Records shown:

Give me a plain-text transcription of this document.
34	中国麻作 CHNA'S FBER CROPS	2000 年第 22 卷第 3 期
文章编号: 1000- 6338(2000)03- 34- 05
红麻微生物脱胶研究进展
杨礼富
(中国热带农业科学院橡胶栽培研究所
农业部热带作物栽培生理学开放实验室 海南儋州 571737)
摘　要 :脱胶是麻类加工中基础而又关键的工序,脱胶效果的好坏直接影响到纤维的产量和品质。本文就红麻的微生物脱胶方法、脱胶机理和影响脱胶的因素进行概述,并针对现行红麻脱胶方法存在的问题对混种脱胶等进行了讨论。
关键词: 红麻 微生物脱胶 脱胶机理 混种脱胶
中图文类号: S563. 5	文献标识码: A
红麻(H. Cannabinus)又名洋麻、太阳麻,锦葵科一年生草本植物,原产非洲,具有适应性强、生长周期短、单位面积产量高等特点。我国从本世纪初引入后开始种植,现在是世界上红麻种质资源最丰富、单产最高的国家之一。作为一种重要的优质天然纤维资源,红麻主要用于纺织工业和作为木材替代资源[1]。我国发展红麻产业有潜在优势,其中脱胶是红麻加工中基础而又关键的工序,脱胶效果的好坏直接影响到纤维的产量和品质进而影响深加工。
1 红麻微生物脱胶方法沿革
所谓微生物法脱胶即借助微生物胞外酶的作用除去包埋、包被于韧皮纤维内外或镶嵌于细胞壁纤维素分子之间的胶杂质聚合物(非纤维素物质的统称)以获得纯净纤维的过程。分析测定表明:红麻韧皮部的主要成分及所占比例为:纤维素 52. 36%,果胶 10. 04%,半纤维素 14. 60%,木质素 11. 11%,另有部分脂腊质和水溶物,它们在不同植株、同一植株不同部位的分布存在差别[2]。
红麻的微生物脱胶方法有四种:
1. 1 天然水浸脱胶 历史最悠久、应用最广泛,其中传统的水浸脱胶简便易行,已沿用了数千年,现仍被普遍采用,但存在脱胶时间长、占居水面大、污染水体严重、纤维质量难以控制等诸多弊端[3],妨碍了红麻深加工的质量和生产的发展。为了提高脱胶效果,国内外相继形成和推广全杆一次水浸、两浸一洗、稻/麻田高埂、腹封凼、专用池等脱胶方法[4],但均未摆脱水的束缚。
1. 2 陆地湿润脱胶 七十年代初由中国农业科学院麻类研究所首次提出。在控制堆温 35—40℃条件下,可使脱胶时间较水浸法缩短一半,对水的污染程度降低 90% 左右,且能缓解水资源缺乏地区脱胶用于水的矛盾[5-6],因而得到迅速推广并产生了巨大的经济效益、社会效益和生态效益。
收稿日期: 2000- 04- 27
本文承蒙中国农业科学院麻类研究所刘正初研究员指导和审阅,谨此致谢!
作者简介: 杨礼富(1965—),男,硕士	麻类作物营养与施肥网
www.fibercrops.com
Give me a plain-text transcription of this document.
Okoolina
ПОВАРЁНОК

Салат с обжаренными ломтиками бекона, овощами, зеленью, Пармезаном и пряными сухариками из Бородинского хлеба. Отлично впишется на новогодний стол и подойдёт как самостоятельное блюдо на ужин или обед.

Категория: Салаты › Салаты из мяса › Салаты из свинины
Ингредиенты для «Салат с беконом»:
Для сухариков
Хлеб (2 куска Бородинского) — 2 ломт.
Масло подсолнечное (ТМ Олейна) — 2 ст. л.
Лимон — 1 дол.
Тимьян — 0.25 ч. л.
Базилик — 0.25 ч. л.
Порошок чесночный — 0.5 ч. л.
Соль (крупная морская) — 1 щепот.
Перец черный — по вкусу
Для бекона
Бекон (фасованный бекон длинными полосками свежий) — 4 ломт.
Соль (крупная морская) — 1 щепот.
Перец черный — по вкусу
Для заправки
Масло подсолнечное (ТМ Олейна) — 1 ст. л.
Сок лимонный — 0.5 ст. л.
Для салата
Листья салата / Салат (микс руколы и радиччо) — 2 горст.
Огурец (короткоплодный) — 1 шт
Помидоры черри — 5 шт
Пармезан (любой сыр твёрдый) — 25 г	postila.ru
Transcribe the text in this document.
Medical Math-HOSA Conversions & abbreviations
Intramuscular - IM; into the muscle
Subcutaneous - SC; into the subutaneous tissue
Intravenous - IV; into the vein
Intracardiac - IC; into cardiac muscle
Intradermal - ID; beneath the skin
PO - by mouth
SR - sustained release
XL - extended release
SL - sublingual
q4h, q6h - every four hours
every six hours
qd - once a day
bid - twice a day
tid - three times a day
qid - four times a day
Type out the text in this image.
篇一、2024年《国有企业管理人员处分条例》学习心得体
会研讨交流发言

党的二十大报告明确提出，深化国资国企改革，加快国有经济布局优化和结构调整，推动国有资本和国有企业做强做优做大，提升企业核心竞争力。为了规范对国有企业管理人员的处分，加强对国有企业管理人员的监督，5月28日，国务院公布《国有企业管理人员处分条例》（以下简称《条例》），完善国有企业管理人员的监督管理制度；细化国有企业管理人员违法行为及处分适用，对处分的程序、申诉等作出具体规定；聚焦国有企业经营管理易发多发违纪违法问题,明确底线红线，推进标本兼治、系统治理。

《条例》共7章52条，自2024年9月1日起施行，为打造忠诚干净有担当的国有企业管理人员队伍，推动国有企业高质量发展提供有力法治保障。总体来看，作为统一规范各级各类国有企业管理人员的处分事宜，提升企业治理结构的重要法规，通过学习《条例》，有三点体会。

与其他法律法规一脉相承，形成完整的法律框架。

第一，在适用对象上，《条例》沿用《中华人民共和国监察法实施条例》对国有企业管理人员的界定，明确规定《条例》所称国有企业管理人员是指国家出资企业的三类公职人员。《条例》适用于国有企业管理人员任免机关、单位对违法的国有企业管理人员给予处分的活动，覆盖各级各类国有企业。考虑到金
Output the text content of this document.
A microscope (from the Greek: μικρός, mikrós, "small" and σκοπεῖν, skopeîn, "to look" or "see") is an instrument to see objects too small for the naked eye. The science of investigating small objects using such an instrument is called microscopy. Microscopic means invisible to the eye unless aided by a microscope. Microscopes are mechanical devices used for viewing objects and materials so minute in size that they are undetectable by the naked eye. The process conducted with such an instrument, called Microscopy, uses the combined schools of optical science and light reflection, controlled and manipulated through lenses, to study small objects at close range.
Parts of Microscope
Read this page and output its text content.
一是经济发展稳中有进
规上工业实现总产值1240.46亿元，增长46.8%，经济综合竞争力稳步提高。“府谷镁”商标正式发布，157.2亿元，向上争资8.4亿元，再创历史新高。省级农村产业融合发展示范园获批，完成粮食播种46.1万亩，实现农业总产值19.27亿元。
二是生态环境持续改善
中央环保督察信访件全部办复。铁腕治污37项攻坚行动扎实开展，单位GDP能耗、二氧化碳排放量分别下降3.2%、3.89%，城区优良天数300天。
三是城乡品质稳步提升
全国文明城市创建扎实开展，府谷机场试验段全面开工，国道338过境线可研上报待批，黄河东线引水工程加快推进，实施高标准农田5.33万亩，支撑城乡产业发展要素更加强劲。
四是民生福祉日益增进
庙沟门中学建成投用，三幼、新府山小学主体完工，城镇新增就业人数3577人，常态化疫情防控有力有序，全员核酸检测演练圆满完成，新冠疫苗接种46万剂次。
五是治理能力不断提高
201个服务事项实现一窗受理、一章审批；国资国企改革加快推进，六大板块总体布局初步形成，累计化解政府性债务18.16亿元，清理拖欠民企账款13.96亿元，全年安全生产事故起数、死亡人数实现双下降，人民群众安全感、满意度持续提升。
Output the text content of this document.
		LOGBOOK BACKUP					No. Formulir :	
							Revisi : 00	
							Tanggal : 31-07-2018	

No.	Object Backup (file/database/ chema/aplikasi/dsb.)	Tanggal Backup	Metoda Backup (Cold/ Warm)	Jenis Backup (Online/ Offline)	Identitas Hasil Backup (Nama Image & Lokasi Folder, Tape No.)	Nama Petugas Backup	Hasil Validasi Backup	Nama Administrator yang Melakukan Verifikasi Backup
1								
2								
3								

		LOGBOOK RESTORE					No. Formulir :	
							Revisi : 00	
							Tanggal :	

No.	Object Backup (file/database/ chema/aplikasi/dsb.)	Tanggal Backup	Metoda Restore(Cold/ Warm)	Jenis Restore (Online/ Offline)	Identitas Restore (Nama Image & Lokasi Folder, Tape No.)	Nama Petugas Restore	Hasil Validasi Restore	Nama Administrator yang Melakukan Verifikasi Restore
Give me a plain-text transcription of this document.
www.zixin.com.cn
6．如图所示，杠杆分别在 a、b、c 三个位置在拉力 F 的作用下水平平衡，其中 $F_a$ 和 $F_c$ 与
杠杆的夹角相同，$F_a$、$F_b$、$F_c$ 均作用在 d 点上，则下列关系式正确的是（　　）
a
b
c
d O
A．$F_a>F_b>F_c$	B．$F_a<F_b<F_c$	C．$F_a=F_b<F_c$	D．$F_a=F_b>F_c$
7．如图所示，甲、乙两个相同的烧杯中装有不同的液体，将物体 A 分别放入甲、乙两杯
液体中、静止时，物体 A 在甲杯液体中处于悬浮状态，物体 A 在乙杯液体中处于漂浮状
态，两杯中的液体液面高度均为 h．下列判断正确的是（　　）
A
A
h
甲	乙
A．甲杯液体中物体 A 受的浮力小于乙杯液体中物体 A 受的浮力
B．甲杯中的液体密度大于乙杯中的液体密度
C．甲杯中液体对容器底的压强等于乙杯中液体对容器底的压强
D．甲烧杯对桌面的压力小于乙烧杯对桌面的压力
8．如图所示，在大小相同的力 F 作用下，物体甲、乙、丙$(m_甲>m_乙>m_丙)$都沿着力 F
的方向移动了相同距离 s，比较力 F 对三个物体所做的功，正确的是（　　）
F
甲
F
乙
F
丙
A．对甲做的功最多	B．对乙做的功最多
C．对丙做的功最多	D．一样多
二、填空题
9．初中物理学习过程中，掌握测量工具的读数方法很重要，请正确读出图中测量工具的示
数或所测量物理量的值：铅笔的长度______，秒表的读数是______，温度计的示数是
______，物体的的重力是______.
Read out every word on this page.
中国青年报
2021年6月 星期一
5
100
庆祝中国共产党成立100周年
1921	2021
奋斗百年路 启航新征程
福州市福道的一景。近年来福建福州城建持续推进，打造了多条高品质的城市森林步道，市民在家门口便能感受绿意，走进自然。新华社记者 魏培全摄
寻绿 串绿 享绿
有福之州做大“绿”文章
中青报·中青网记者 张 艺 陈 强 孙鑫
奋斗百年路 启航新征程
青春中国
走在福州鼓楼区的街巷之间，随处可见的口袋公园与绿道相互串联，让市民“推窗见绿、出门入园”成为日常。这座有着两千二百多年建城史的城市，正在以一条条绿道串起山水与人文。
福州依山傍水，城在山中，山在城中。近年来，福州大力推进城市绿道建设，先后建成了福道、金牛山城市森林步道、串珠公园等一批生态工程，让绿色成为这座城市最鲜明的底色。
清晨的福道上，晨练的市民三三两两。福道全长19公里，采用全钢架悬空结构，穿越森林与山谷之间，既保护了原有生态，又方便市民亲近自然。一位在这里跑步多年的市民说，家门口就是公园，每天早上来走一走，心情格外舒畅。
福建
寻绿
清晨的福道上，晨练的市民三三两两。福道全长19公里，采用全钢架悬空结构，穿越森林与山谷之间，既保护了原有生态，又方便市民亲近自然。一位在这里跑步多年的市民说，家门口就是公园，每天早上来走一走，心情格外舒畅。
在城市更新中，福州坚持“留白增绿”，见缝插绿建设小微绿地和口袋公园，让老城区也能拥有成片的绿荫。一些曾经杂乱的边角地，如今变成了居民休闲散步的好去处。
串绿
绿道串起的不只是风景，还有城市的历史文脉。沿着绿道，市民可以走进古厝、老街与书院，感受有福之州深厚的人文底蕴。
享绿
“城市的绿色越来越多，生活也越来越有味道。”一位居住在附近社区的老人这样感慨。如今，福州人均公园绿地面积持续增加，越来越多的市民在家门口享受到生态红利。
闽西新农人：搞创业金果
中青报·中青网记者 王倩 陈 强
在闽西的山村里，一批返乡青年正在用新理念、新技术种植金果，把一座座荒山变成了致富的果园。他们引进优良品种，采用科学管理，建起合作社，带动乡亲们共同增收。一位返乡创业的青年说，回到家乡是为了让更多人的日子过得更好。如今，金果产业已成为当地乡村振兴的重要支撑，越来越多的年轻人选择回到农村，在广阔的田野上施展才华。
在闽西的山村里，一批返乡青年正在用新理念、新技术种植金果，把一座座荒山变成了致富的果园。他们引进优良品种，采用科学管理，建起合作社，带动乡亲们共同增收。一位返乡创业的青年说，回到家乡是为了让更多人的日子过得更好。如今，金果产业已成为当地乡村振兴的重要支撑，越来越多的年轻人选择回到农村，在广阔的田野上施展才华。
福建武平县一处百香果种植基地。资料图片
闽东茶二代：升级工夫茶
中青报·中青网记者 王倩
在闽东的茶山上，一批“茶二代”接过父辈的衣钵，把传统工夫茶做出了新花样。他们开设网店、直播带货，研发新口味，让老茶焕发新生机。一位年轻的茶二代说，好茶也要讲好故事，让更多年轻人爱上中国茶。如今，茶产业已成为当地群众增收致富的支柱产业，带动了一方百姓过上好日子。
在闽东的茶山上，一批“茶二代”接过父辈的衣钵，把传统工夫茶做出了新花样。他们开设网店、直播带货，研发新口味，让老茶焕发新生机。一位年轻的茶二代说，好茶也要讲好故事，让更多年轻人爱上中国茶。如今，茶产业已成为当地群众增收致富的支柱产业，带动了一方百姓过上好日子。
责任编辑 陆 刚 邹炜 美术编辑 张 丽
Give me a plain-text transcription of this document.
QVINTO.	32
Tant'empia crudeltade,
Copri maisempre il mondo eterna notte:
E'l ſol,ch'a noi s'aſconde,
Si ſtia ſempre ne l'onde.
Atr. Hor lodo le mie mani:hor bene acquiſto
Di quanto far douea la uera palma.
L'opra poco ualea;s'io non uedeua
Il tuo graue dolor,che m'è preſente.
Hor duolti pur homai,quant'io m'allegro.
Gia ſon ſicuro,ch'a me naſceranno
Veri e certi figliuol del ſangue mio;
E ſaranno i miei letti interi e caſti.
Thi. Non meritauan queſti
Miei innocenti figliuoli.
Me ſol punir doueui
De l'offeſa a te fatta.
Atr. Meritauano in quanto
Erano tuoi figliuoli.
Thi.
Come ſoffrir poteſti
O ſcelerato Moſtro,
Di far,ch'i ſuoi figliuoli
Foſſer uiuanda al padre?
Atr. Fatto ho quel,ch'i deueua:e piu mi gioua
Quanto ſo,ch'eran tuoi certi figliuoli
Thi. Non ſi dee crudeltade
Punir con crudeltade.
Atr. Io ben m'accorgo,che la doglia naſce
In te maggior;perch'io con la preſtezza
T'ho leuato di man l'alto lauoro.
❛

Short problem: Find the word "Warm" and list each line it appears in.

Result for this exercise:
No.	Object Backup (file/database/ chema/aplikasi/dsb.)	Tanggal Backup	Metoda Backup (Cold/ Warm)	Jenis Backup (Online/ Offline)	Identitas Hasil Backup (Nama Image & Lokasi Folder, Tape No.)	Nama Petugas Backup	Hasil Validasi Backup	Nama Administrator yang Melakukan Verifikasi Backup
No.	Object Backup (file/database/ chema/aplikasi/dsb.)	Tanggal Backup	Metoda Restore(Cold/ Warm)	Jenis Restore (Online/ Offline)	Identitas Restore (Nama Image & Lokasi Folder, Tape No.)	Nama Petugas Restore	Hasil Validasi Restore	Nama Administrator yang Melakukan Verifikasi Restore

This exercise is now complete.